── SUPPLIED INFORMATION

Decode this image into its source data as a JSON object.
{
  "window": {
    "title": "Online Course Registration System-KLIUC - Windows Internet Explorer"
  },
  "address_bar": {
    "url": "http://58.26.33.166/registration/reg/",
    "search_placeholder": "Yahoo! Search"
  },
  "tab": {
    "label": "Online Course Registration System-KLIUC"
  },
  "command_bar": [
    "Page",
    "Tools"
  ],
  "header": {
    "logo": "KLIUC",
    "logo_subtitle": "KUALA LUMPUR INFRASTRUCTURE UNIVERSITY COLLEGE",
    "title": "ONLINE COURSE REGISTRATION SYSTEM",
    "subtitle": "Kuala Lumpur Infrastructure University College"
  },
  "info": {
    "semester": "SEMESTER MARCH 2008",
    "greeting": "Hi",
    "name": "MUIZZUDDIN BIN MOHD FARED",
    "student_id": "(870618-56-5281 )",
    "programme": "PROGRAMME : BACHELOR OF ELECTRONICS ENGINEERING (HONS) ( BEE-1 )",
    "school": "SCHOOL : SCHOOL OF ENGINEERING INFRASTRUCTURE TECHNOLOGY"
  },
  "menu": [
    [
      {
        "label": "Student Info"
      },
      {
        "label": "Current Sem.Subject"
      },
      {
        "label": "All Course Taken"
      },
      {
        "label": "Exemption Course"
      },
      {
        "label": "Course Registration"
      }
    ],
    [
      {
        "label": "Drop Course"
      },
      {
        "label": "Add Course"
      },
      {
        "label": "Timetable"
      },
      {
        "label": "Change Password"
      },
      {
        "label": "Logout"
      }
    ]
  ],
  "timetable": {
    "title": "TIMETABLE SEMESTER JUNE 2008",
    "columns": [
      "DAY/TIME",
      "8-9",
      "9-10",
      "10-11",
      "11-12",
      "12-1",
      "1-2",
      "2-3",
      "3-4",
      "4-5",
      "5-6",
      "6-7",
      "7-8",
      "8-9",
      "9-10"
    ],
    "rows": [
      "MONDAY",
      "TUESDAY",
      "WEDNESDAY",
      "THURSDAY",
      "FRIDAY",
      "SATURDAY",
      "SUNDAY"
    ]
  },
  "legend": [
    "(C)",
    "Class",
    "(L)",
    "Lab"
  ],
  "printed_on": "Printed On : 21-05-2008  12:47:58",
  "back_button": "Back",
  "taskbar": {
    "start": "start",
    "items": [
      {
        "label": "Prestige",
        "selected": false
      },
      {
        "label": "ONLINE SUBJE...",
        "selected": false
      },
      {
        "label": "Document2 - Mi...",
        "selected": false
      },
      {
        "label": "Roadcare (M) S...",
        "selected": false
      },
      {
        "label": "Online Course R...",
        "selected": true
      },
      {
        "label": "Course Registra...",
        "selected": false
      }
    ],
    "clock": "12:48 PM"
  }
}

────

» AIM:
All lines holding the word "SEMESTER" should be picked out and copied.

» TASK SOLUTION:
    "semester": "SEMESTER MARCH 2008",
    "title": "TIMETABLE SEMESTER JUNE 2008",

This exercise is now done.